◆ **Exercise**
Below is a block of records; repeat each one exactly.

◆ **Supplied records**
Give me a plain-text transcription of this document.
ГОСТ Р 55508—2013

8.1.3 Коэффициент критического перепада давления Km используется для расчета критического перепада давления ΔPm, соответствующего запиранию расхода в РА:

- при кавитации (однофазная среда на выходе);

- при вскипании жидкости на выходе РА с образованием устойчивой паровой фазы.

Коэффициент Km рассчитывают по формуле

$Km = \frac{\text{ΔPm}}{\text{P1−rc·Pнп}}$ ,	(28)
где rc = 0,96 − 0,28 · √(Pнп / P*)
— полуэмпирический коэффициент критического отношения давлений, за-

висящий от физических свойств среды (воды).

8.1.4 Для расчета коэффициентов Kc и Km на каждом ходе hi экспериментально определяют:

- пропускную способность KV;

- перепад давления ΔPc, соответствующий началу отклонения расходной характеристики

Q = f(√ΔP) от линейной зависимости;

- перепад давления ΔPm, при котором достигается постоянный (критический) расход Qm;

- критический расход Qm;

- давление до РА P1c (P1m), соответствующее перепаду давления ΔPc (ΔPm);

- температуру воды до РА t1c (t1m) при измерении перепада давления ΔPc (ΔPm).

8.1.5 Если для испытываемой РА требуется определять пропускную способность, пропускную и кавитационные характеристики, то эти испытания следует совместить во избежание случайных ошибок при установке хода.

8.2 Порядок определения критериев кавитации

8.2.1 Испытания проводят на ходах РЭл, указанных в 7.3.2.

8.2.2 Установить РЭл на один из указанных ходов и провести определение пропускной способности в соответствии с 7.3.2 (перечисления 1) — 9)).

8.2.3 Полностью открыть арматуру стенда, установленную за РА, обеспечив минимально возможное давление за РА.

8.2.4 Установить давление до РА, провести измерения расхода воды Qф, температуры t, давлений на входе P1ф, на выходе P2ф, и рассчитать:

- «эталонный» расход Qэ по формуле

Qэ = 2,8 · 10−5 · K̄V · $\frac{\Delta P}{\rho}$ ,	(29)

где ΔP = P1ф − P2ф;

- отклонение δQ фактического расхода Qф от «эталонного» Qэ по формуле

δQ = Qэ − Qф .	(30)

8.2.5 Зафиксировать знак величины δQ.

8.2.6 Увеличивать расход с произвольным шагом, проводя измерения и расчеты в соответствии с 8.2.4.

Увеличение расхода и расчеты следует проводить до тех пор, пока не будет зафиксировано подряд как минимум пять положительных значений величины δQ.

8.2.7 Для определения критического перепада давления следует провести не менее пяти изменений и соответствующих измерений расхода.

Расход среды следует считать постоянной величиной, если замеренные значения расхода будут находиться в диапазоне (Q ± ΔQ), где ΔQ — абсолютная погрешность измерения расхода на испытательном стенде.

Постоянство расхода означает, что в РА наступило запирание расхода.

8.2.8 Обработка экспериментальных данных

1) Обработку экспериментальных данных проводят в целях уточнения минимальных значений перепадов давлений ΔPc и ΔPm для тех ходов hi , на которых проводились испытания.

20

◆ **Answer for this exercise**
Give me a plain-text transcription of this document.
ГОСТ Р 55508—2013

8.1.3 Коэффициент критического перепада давления Km используется для расчета критического перепада давления ΔPm, соответствующего запиранию расхода в РА:

- при кавитации (однофазная среда на выходе);

- при вскипании жидкости на выходе РА с образованием устойчивой паровой фазы.

Коэффициент Km рассчитывают по формуле

$Km = \frac{\text{ΔPm}}{\text{P1−rc·Pнп}}$ ,	(28)
где rc = 0,96 − 0,28 · √(Pнп / P*)
— полуэмпирический коэффициент критического отношения давлений, за-

висящий от физических свойств среды (воды).

8.1.4 Для расчета коэффициентов Kc и Km на каждом ходе hi экспериментально определяют:

- пропускную способность KV;

- перепад давления ΔPc, соответствующий началу отклонения расходной характеристики

Q = f(√ΔP) от линейной зависимости;

- перепад давления ΔPm, при котором достигается постоянный (критический) расход Qm;

- критический расход Qm;

- давление до РА P1c (P1m), соответствующее перепаду давления ΔPc (ΔPm);

- температуру воды до РА t1c (t1m) при измерении перепада давления ΔPc (ΔPm).

8.1.5 Если для испытываемой РА требуется определять пропускную способность, пропускную и кавитационные характеристики, то эти испытания следует совместить во избежание случайных ошибок при установке хода.

8.2 Порядок определения критериев кавитации

8.2.1 Испытания проводят на ходах РЭл, указанных в 7.3.2.

8.2.2 Установить РЭл на один из указанных ходов и провести определение пропускной способности в соответствии с 7.3.2 (перечисления 1) — 9)).

8.2.3 Полностью открыть арматуру стенда, установленную за РА, обеспечив минимально возможное давление за РА.

8.2.4 Установить давление до РА, провести измерения расхода воды Qф, температуры t, давлений на входе P1ф, на выходе P2ф, и рассчитать:

- «эталонный» расход Qэ по формуле

Qэ = 2,8 · 10−5 · K̄V · $\frac{\Delta P}{\rho}$ ,	(29)

где ΔP = P1ф − P2ф;

- отклонение δQ фактического расхода Qф от «эталонного» Qэ по формуле

δQ = Qэ − Qф .	(30)

8.2.5 Зафиксировать знак величины δQ.

8.2.6 Увеличивать расход с произвольным шагом, проводя измерения и расчеты в соответствии с 8.2.4.

Увеличение расхода и расчеты следует проводить до тех пор, пока не будет зафиксировано подряд как минимум пять положительных значений величины δQ.

8.2.7 Для определения критического перепада давления следует провести не менее пяти изменений и соответствующих измерений расхода.

Расход среды следует считать постоянной величиной, если замеренные значения расхода будут находиться в диапазоне (Q ± ΔQ), где ΔQ — абсолютная погрешность измерения расхода на испытательном стенде.

Постоянство расхода означает, что в РА наступило запирание расхода.

8.2.8 Обработка экспериментальных данных

1) Обработку экспериментальных данных проводят в целях уточнения минимальных значений перепадов давлений ΔPc и ΔPm для тех ходов hi , на которых проводились испытания.

20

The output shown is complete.